* begin PROVIDED DATA *

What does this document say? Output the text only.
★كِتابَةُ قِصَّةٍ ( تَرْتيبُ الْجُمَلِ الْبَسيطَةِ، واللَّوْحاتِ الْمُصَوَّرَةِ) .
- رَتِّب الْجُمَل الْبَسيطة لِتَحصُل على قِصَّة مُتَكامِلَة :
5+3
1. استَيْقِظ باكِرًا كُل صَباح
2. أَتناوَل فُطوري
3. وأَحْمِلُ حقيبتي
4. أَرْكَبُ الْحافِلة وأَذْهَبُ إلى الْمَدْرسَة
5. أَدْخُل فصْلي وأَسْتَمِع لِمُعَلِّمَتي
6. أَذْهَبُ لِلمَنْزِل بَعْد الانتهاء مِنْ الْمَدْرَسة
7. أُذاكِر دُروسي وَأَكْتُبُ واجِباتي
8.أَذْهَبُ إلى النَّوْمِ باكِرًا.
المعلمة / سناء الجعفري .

* end PROVIDED DATA *
* begin PROVIDED DATA *

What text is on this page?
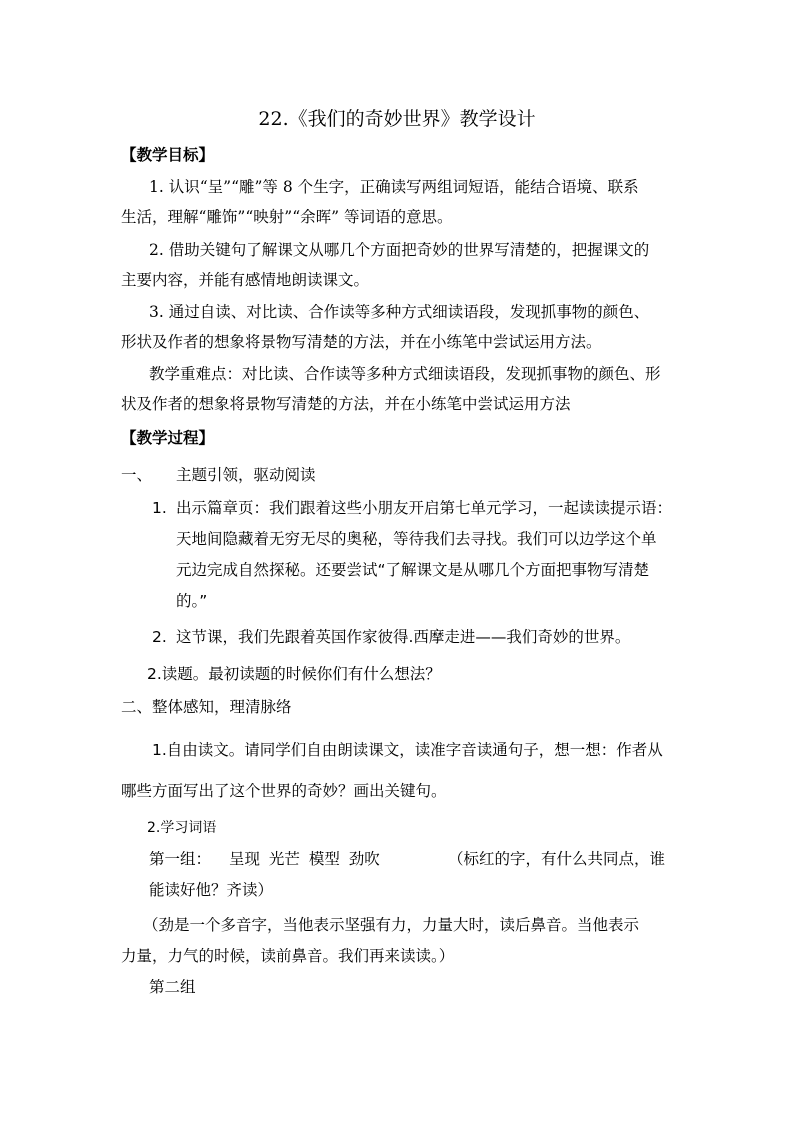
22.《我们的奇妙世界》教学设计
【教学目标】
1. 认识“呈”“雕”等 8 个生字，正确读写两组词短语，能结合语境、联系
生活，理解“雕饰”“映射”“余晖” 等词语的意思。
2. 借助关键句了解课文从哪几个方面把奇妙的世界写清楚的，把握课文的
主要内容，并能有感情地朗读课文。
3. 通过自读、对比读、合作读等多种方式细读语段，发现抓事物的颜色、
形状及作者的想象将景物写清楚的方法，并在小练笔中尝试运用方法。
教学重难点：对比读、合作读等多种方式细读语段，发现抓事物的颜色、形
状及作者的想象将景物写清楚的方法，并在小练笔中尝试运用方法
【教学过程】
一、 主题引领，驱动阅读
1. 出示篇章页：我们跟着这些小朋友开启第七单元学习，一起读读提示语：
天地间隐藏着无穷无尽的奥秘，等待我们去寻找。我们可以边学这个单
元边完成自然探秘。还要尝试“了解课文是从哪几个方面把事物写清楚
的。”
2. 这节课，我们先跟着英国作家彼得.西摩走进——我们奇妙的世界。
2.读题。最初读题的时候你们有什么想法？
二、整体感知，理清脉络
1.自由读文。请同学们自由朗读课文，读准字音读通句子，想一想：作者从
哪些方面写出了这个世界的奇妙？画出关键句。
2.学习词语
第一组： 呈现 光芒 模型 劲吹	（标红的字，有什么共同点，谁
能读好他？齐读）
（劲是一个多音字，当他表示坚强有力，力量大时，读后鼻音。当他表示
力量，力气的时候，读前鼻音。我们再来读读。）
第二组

* end PROVIDED DATA *
* begin PROVIDED DATA *

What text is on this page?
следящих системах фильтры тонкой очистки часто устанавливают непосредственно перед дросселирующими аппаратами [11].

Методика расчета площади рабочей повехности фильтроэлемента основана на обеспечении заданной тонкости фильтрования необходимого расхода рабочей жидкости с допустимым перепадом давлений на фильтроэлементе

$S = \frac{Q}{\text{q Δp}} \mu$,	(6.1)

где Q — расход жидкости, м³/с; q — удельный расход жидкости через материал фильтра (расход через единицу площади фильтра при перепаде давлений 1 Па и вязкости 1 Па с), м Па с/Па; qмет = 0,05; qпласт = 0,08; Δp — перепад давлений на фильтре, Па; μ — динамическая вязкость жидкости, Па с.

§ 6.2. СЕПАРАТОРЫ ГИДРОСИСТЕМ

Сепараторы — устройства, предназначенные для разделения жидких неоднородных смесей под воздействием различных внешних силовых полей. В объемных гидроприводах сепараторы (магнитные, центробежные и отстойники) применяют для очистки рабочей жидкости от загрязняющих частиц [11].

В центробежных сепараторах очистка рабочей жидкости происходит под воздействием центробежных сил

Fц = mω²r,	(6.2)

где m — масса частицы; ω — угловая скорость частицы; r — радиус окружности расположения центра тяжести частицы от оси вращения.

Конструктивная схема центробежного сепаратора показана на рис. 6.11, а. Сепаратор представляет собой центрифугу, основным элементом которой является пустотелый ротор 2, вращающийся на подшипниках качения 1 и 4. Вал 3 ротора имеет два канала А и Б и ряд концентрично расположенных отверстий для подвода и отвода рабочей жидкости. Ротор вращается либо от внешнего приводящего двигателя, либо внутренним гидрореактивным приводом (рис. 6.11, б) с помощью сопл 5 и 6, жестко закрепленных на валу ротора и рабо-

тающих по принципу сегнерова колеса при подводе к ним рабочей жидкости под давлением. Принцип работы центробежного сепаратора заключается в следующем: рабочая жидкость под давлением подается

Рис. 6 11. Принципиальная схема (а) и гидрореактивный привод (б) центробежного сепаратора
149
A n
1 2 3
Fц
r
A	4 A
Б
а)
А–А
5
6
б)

* end PROVIDED DATA *

_PROBLEM DESCRIPTION_
Examine the entries and report how many of their lines contain the string "发现抓事物的颜色", giving no more than the number.

_OUTPUT OF THE TASK_
2